• [Passage shown]:
-------------------------

Shared Library and @Field - not global

I had to replace an groovy.transform.Field variable in the /vars script with a singleton in the /src directory. What I found is that OTHER scripts in /vars got their own instance. So, the log() script had a Level variable … INFO, DEBUG, TRACE, etc. and in the main Jenkinsfile/script would set the level to DEBUG, but scripts would have the initial value. Is this what - Internally, scripts in the vars directory are instantiated on-demand as singletons - means.

I’m sorry I don’t have any idea what your asking if anything. Its kinda just a statement.

I’ve only used shared libraries where var/ is functions (ex buildHelpChart()). I haven’t used src/ yet, but it looks like based on Extending with Shared Libraries things in src/ are classes you can import and use as classes.

What log() script are you talking about? What level? do you have your snippet public at all describing your problem?

thanks for that feedback. Let me re-phrase as a question. I have two scripts in /vars, and the main script/Jenkins file.

-------------------------

• [Data]:
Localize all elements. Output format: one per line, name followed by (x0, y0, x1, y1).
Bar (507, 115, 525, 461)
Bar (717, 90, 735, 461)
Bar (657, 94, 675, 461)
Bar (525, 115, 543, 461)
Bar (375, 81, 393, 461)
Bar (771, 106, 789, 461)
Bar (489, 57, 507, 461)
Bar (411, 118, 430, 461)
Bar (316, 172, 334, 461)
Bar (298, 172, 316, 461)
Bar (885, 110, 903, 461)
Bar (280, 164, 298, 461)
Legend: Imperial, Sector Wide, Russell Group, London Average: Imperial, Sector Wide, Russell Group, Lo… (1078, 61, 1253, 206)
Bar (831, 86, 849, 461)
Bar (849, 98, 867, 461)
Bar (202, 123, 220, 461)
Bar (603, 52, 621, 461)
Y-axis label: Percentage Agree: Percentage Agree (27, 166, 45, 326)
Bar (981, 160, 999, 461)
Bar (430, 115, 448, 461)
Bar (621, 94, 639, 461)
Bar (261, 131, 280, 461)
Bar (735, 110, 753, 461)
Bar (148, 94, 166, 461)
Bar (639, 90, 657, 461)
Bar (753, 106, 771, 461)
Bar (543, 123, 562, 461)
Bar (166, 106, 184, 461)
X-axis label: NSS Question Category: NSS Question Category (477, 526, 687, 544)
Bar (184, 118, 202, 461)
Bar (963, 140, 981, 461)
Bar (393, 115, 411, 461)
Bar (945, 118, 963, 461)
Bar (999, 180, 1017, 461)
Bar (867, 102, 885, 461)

-------------------------

• [Complete the following]:
1. Determine whether each of the following statements agrees with the shared-library thread: (a) the first poster replaced a groovy.transform.Field variable with a singleton in the /src directory; (b) the writer of the second reply has already used src/; (c) the other scripts picked up the DEBUG level set in the main Jenkinsfile. For each, answer yes or no and quote the deciding words of the thread.
2. Reproduce the portion of the shared-library thread that begins at the words "Shared Library and" and ends after the words "singletons - means.".

• [Answers given]:
1.
(a) Yes: "I had to replace an groovy.transform.Field variable in the /vars script with a singleton in the /src directory."
(b) No: "I haven’t used src/ yet"
(c) No: "but scripts would have the initial value"

2.
Shared Library and @Field - not global

I had to replace an groovy.transform.Field variable in the /vars script with a singleton in the /src directory. What I found is that OTHER scripts in /vars got their own instance. So, the log() script had a Level variable … INFO, DEBUG, TRACE, etc. and in the main Jenkinsfile/script would set the level to DEBUG, but scripts would have the initial value. Is this what - Internally, scripts in the vars directory are instantiated on-demand as singletons - means.